What is needed: Your task is to copy every record exactly.

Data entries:

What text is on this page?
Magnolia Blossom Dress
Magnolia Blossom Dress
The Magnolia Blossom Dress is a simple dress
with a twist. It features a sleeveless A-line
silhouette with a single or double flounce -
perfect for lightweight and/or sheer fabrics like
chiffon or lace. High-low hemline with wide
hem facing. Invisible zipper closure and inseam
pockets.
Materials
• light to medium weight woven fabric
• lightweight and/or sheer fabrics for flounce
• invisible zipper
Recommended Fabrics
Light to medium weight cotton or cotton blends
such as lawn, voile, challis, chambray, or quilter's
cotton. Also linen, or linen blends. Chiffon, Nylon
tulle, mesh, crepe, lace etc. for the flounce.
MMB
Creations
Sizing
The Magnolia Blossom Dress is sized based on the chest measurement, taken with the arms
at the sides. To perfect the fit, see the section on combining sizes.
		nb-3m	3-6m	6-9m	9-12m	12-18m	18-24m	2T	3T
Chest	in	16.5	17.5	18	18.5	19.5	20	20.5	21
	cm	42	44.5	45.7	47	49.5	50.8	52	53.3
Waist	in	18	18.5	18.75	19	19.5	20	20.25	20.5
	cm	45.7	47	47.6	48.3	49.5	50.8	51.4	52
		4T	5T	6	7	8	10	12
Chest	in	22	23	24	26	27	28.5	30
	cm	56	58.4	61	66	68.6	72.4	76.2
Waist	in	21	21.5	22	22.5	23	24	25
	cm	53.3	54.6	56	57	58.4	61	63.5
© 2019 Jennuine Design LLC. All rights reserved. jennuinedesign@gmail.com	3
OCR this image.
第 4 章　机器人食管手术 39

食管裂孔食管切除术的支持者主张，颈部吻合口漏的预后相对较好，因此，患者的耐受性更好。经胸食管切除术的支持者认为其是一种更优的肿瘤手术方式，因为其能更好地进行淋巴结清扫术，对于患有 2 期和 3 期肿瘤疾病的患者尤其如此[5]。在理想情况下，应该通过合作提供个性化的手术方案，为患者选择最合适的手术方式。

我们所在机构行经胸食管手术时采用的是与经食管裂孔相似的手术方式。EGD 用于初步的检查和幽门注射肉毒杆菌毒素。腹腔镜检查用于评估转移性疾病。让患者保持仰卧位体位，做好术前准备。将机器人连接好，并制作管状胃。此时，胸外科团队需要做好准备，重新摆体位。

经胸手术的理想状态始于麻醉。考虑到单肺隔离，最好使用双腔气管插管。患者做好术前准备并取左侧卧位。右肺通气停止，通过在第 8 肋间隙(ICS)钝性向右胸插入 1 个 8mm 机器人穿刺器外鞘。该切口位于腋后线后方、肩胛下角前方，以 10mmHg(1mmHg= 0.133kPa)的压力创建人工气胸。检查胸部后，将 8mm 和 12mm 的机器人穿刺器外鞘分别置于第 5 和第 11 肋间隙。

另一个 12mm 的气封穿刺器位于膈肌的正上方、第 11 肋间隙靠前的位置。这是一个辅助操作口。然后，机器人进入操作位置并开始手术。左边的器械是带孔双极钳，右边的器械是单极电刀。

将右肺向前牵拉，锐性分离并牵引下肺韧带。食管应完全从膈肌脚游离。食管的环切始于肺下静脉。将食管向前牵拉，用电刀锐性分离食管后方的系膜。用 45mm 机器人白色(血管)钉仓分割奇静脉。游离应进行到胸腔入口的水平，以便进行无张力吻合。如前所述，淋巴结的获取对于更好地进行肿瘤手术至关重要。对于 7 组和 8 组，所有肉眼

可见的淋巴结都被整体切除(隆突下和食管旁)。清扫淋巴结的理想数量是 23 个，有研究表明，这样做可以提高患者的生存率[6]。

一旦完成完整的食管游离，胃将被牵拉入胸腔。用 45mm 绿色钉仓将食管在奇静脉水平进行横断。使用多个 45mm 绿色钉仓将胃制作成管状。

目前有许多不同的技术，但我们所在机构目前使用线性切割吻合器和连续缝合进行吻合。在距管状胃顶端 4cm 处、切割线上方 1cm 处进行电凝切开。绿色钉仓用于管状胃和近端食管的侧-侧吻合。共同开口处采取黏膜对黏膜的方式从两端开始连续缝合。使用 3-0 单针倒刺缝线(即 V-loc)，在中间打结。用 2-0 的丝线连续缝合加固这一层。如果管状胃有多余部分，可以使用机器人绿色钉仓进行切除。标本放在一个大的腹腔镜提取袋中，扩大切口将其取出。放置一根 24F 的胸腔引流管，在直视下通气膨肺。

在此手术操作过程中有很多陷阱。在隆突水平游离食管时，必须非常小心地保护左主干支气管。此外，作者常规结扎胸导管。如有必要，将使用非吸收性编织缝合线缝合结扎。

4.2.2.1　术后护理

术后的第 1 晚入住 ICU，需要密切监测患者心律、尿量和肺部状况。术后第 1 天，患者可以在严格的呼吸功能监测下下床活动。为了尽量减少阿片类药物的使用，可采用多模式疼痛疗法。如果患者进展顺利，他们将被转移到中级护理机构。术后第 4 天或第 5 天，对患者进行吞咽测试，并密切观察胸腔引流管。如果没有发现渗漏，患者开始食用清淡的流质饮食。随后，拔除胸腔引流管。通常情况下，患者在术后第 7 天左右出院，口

Task answer:
What text is on this page?
Magnolia Blossom Dress
Magnolia Blossom Dress
The Magnolia Blossom Dress is a simple dress
with a twist. It features a sleeveless A-line
silhouette with a single or double flounce -
perfect for lightweight and/or sheer fabrics like
chiffon or lace. High-low hemline with wide
hem facing. Invisible zipper closure and inseam
pockets.
Materials
• light to medium weight woven fabric
• lightweight and/or sheer fabrics for flounce
• invisible zipper
Recommended Fabrics
Light to medium weight cotton or cotton blends
such as lawn, voile, challis, chambray, or quilter's
cotton. Also linen, or linen blends. Chiffon, Nylon
tulle, mesh, crepe, lace etc. for the flounce.
MMB
Creations
Sizing
The Magnolia Blossom Dress is sized based on the chest measurement, taken with the arms
at the sides. To perfect the fit, see the section on combining sizes.
		nb-3m	3-6m	6-9m	9-12m	12-18m	18-24m	2T	3T
Chest	in	16.5	17.5	18	18.5	19.5	20	20.5	21
	cm	42	44.5	45.7	47	49.5	50.8	52	53.3
Waist	in	18	18.5	18.75	19	19.5	20	20.25	20.5
	cm	45.7	47	47.6	48.3	49.5	50.8	51.4	52
		4T	5T	6	7	8	10	12
Chest	in	22	23	24	26	27	28.5	30
	cm	56	58.4	61	66	68.6	72.4	76.2
Waist	in	21	21.5	22	22.5	23	24	25
	cm	53.3	54.6	56	57	58.4	61	63.5
© 2019 Jennuine Design LLC. All rights reserved. jennuinedesign@gmail.com	3
OCR this image.
第 4 章　机器人食管手术 39

食管裂孔食管切除术的支持者主张，颈部吻合口漏的预后相对较好，因此，患者的耐受性更好。经胸食管切除术的支持者认为其是一种更优的肿瘤手术方式，因为其能更好地进行淋巴结清扫术，对于患有 2 期和 3 期肿瘤疾病的患者尤其如此[5]。在理想情况下，应该通过合作提供个性化的手术方案，为患者选择最合适的手术方式。

我们所在机构行经胸食管手术时采用的是与经食管裂孔相似的手术方式。EGD 用于初步的检查和幽门注射肉毒杆菌毒素。腹腔镜检查用于评估转移性疾病。让患者保持仰卧位体位，做好术前准备。将机器人连接好，并制作管状胃。此时，胸外科团队需要做好准备，重新摆体位。

经胸手术的理想状态始于麻醉。考虑到单肺隔离，最好使用双腔气管插管。患者做好术前准备并取左侧卧位。右肺通气停止，通过在第 8 肋间隙(ICS)钝性向右胸插入 1 个 8mm 机器人穿刺器外鞘。该切口位于腋后线后方、肩胛下角前方，以 10mmHg(1mmHg= 0.133kPa)的压力创建人工气胸。检查胸部后，将 8mm 和 12mm 的机器人穿刺器外鞘分别置于第 5 和第 11 肋间隙。

另一个 12mm 的气封穿刺器位于膈肌的正上方、第 11 肋间隙靠前的位置。这是一个辅助操作口。然后，机器人进入操作位置并开始手术。左边的器械是带孔双极钳，右边的器械是单极电刀。

将右肺向前牵拉，锐性分离并牵引下肺韧带。食管应完全从膈肌脚游离。食管的环切始于肺下静脉。将食管向前牵拉，用电刀锐性分离食管后方的系膜。用 45mm 机器人白色(血管)钉仓分割奇静脉。游离应进行到胸腔入口的水平，以便进行无张力吻合。如前所述，淋巴结的获取对于更好地进行肿瘤手术至关重要。对于 7 组和 8 组，所有肉眼

可见的淋巴结都被整体切除(隆突下和食管旁)。清扫淋巴结的理想数量是 23 个，有研究表明，这样做可以提高患者的生存率[6]。

一旦完成完整的食管游离，胃将被牵拉入胸腔。用 45mm 绿色钉仓将食管在奇静脉水平进行横断。使用多个 45mm 绿色钉仓将胃制作成管状。

目前有许多不同的技术，但我们所在机构目前使用线性切割吻合器和连续缝合进行吻合。在距管状胃顶端 4cm 处、切割线上方 1cm 处进行电凝切开。绿色钉仓用于管状胃和近端食管的侧-侧吻合。共同开口处采取黏膜对黏膜的方式从两端开始连续缝合。使用 3-0 单针倒刺缝线(即 V-loc)，在中间打结。用 2-0 的丝线连续缝合加固这一层。如果管状胃有多余部分，可以使用机器人绿色钉仓进行切除。标本放在一个大的腹腔镜提取袋中，扩大切口将其取出。放置一根 24F 的胸腔引流管，在直视下通气膨肺。

在此手术操作过程中有很多陷阱。在隆突水平游离食管时，必须非常小心地保护左主干支气管。此外，作者常规结扎胸导管。如有必要，将使用非吸收性编织缝合线缝合结扎。

4.2.2.1　术后护理

术后的第 1 晚入住 ICU，需要密切监测患者心律、尿量和肺部状况。术后第 1 天，患者可以在严格的呼吸功能监测下下床活动。为了尽量减少阿片类药物的使用，可采用多模式疼痛疗法。如果患者进展顺利，他们将被转移到中级护理机构。术后第 4 天或第 5 天，对患者进行吞咽测试，并密切观察胸腔引流管。如果没有发现渗漏，患者开始食用清淡的流质饮食。随后，拔除胸腔引流管。通常情况下，患者在术后第 7 天左右出院，口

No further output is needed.